Document section:
============

# Package Manager

## Getting and installing packages

Terms defined: SAT solver, backward-compatible, combinatorial explosion, heuristic, manifest, patch, prune, semantic versioning

There is no point building software if you can't install it. Inspired by the Comprehensive TeX Archive Network CTAN, most languages now have an online archive from which developers can download packages. Each package typically has a name and one or more version(s); each version may have a list of dependencies, and the package may specify a version or range of versions for each dependency.

Downloading files requires some web programming that is out of scope for this book, while installing those files in the right places uses the systems programming skills of . The piece we are missing is a way to figure out exactly what versions of different packages to install in order to create a consistent setup. If packages A and B require different versions of C, it might not be possible to use A and B together. On the other hand, if each one requires a range of versions of C and those ranges overlap, we might be able to find a combination that works—at least, until we try to install packages D and E.

We could install every package's dependencies separately with it; the disk space wouldn't be much of an obstacle, but loading dozens of copies of the same package into the browser would slow applications down. This chapter therefore explores how to find a workable installation or prove that there isn't one. It is based in part on this tutorial by Maël Nison.

### Satisfiability

What we are trying to do is find a version for each package that makes the assertion "P is compatible with all its dependencies" true for every package P. The general-purpose tools for doing this are called SAT solvers because they determine whether there is some assignment of values that satisfies the claim (i.e., makes it true). Finding a solution can be extremely hard in the general case, so most SAT solvers use heuristics to try to reduce the work.

## What is semantic versioning?

Most software projects use semantic versioning for software releases. Each version number consists of three integers X.Y.Z, where X is the major version, Y is the minor version, and Z is the patch number. (The full specification allows for more fields, but we will ignore them in this tutorial.)

A package's authors increment its major version number every time something changes in a way that makes the package incompatible with previous versions For example, if they add a required parameter to a function, then code built for the old version will fail or behave unpredictably with the new one. The minor version number is incremented when new functionality is backward-compatible—i.e., it won't break any existing code—and the patch number is changed for backward-compatible bug fixes that don't add any new features.

============

Recorded information:

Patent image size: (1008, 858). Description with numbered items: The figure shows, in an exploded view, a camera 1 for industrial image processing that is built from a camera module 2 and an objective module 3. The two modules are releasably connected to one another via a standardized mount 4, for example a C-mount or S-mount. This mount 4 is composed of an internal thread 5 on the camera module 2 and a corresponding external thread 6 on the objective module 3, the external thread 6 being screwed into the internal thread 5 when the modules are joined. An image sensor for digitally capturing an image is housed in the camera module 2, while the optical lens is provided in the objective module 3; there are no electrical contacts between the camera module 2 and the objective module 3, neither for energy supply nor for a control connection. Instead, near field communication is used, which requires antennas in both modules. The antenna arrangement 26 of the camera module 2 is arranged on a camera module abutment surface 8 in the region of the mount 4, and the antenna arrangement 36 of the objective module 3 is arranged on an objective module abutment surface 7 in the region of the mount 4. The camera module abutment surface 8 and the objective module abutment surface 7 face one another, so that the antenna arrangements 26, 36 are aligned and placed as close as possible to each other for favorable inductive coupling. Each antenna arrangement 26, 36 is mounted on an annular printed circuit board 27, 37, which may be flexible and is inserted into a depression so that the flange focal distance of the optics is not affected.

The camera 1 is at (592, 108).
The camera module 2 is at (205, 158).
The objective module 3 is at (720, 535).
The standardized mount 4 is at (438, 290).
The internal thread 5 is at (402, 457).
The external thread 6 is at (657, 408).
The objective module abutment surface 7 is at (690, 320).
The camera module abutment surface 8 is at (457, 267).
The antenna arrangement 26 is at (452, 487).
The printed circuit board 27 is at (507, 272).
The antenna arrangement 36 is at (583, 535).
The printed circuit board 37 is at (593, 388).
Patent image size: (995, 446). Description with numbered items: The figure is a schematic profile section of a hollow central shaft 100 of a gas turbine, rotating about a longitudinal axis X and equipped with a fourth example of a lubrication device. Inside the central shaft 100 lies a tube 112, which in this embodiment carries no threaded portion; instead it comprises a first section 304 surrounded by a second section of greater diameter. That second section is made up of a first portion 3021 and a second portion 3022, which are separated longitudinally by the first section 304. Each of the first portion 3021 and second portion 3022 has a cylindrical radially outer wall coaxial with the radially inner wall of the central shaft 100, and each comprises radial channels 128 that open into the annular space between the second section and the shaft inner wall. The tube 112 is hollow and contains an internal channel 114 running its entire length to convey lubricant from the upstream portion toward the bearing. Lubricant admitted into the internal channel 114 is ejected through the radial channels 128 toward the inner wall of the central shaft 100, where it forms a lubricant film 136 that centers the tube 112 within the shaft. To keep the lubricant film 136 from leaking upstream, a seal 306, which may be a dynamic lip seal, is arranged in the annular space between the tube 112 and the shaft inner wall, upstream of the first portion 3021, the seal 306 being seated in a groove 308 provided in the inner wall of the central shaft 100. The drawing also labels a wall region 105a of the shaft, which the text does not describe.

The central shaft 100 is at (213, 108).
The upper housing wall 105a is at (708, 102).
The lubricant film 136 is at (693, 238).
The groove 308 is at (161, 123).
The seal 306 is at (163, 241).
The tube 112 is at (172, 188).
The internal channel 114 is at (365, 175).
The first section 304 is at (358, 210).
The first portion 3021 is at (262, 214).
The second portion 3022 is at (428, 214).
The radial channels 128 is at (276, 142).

============

Given problem 1:
Can you reproduce the stretch of the package manager page from "## Getting and" through "for each dependency."?
Given problem 2:
Which lines of the listing contain the word "standardized"? Copy each of them.
The package manager page and the listing are unrelated to each other.

Task answer 1:
## Getting and installing packages

Terms defined: SAT solver, backward-compatible, combinatorial explosion, heuristic, manifest, patch, prune, semantic versioning

There is no point building software if you can't install it. Inspired by the Comprehensive TeX Archive Network CTAN, most languages now have an online archive from which developers can download packages. Each package typically has a name and one or more version(s); each version may have a list of dependencies, and the package may specify a version or range of versions for each dependency.

Task answer 2:
Patent image size: (1008, 858). Description with numbered items: The figure shows, in an exploded view, a camera 1 for industrial image processing that is built from a camera module 2 and an objective module 3. The two modules are releasably connected to one another via a standardized mount 4, for example a C-mount or S-mount. This mount 4 is composed of an internal thread 5 on the camera module 2 and a corresponding external thread 6 on the objective module 3, the external thread 6 being screwed into the internal thread 5 when the modules are joined. An image sensor for digitally capturing an image is housed in the camera module 2, while the optical lens is provided in the objective module 3; there are no electrical contacts between the camera module 2 and the objective module 3, neither for energy supply nor for a control connection. Instead, near field communication is used, which requires antennas in both modules. The antenna arrangement 26 of the camera module 2 is arranged on a camera module abutment surface 8 in the region of the mount 4, and the antenna arrangement 36 of the objective module 3 is arranged on an objective module abutment surface 7 in the region of the mount 4. The camera module abutment surface 8 and the objective module abutment surface 7 face one another, so that the antenna arrangements 26, 36 are aligned and placed as close as possible to each other for favorable inductive coupling. Each antenna arrangement 26, 36 is mounted on an annular printed circuit board 27, 37, which may be flexible and is inserted into a depression so that the flange focal distance of the optics is not affected.
The standardized mount 4 is at (438, 290).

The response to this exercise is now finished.